WHAT TO PRODUCE —
Copy every entry exactly.

<<<<

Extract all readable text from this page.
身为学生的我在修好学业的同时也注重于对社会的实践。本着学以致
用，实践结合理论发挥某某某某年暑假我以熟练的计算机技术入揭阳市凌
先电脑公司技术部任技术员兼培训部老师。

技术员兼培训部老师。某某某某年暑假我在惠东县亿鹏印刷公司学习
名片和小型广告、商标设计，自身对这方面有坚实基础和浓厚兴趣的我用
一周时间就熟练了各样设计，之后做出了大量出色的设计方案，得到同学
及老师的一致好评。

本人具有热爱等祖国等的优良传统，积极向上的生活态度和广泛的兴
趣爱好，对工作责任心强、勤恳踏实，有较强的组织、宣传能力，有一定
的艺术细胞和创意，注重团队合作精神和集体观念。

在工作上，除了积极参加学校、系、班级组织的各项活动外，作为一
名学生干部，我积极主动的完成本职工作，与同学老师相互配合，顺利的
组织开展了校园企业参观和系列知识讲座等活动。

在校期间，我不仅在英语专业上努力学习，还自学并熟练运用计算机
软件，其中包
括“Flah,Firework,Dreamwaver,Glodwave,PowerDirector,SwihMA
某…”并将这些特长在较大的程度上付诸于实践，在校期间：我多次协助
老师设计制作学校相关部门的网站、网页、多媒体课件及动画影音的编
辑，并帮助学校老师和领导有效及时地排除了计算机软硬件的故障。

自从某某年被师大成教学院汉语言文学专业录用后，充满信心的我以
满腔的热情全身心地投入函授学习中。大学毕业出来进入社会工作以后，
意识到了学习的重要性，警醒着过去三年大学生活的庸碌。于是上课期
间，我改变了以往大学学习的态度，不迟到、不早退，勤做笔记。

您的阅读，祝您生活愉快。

>>>>

CORRECT RESPONSE —
Extract all readable text from this page.
身为学生的我在修好学业的同时也注重于对社会的实践。本着学以致
用，实践结合理论发挥某某某某年暑假我以熟练的计算机技术入揭阳市凌
先电脑公司技术部任技术员兼培训部老师。

技术员兼培训部老师。某某某某年暑假我在惠东县亿鹏印刷公司学习
名片和小型广告、商标设计，自身对这方面有坚实基础和浓厚兴趣的我用
一周时间就熟练了各样设计，之后做出了大量出色的设计方案，得到同学
及老师的一致好评。

本人具有热爱等祖国等的优良传统，积极向上的生活态度和广泛的兴
趣爱好，对工作责任心强、勤恳踏实，有较强的组织、宣传能力，有一定
的艺术细胞和创意，注重团队合作精神和集体观念。

在工作上，除了积极参加学校、系、班级组织的各项活动外，作为一
名学生干部，我积极主动的完成本职工作，与同学老师相互配合，顺利的
组织开展了校园企业参观和系列知识讲座等活动。

在校期间，我不仅在英语专业上努力学习，还自学并熟练运用计算机
软件，其中包
括“Flah,Firework,Dreamwaver,Glodwave,PowerDirector,SwihMA
某…”并将这些特长在较大的程度上付诸于实践，在校期间：我多次协助
老师设计制作学校相关部门的网站、网页、多媒体课件及动画影音的编
辑，并帮助学校老师和领导有效及时地排除了计算机软硬件的故障。

自从某某年被师大成教学院汉语言文学专业录用后，充满信心的我以
满腔的热情全身心地投入函授学习中。大学毕业出来进入社会工作以后，
意识到了学习的重要性，警醒着过去三年大学生活的庸碌。于是上课期
间，我改变了以往大学学习的态度，不迟到、不早退，勤做笔记。

您的阅读，祝您生活愉快。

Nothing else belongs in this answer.